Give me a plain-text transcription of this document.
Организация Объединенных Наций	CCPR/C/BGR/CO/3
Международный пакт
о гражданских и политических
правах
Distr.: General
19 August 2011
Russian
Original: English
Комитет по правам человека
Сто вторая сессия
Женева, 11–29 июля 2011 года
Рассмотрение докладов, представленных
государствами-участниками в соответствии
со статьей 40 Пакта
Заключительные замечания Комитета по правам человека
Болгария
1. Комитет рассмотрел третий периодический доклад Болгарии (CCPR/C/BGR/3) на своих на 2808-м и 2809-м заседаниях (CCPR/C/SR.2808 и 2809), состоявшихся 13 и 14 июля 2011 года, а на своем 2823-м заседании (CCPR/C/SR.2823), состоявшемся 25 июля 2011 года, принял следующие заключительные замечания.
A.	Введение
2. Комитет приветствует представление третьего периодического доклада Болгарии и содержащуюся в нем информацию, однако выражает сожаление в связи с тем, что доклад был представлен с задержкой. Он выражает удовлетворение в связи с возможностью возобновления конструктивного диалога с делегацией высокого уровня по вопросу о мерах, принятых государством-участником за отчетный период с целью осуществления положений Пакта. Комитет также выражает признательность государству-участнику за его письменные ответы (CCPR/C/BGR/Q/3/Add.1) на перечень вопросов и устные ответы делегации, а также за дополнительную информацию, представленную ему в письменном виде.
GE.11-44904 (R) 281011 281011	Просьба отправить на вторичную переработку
...
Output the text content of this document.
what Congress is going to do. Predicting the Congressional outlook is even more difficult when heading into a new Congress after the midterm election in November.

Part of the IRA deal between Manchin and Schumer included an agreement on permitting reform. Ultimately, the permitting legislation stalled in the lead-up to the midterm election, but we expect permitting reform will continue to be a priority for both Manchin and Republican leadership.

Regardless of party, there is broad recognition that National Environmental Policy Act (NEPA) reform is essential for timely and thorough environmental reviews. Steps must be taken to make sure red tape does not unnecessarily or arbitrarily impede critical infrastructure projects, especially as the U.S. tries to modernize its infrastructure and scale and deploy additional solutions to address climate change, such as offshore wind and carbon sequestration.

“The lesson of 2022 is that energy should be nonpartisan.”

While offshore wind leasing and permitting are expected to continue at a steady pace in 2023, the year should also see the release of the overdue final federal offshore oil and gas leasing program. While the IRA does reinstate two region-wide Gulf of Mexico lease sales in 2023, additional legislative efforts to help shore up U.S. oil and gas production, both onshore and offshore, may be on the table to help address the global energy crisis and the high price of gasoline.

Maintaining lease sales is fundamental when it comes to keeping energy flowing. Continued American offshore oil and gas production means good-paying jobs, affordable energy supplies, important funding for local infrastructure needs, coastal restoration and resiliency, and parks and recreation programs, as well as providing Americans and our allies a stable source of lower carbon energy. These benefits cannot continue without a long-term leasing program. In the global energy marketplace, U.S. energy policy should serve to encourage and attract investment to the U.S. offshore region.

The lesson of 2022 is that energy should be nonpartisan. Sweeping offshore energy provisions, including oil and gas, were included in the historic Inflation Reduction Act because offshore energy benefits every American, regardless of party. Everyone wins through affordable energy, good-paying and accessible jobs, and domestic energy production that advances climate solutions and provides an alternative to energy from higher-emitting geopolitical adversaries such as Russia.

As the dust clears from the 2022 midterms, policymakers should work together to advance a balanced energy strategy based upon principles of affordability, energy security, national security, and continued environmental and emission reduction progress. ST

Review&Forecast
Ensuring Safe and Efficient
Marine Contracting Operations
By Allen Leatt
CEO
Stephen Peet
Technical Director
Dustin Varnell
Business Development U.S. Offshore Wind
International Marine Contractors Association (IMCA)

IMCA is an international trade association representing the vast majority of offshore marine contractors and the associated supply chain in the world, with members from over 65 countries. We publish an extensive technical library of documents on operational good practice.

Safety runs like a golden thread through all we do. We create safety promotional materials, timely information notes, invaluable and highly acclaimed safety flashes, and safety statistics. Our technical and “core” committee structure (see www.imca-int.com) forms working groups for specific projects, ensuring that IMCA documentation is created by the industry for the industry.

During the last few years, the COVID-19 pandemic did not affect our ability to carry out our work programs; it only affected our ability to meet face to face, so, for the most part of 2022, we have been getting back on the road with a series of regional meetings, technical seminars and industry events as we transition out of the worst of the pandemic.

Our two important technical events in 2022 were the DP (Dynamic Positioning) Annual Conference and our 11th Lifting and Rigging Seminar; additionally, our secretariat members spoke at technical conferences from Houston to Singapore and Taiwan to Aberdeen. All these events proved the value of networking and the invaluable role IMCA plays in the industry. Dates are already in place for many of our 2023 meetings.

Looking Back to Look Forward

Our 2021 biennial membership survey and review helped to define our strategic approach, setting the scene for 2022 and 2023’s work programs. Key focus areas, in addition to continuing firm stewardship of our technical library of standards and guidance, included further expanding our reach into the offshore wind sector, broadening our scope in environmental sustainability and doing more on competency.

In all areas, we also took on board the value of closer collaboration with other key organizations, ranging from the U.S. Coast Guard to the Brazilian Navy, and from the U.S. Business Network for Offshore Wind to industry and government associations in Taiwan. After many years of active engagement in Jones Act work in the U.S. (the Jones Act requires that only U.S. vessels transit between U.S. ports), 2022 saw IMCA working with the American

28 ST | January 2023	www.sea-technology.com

» What you are asked to do
Which lines contain "июля"? Show each of them.

» Written answer
Женева, 11–29 июля 2011 года
1. Комитет рассмотрел третий периодический доклад Болгарии (CCPR/C/BGR/3) на своих на 2808-м и 2809-м заседаниях (CCPR/C/SR.2808 и 2809), состоявшихся 13 и 14 июля 2011 года, а на своем 2823-м заседании (CCPR/C/SR.2823), состоявшемся 25 июля 2011 года, принял следующие заключительные замечания.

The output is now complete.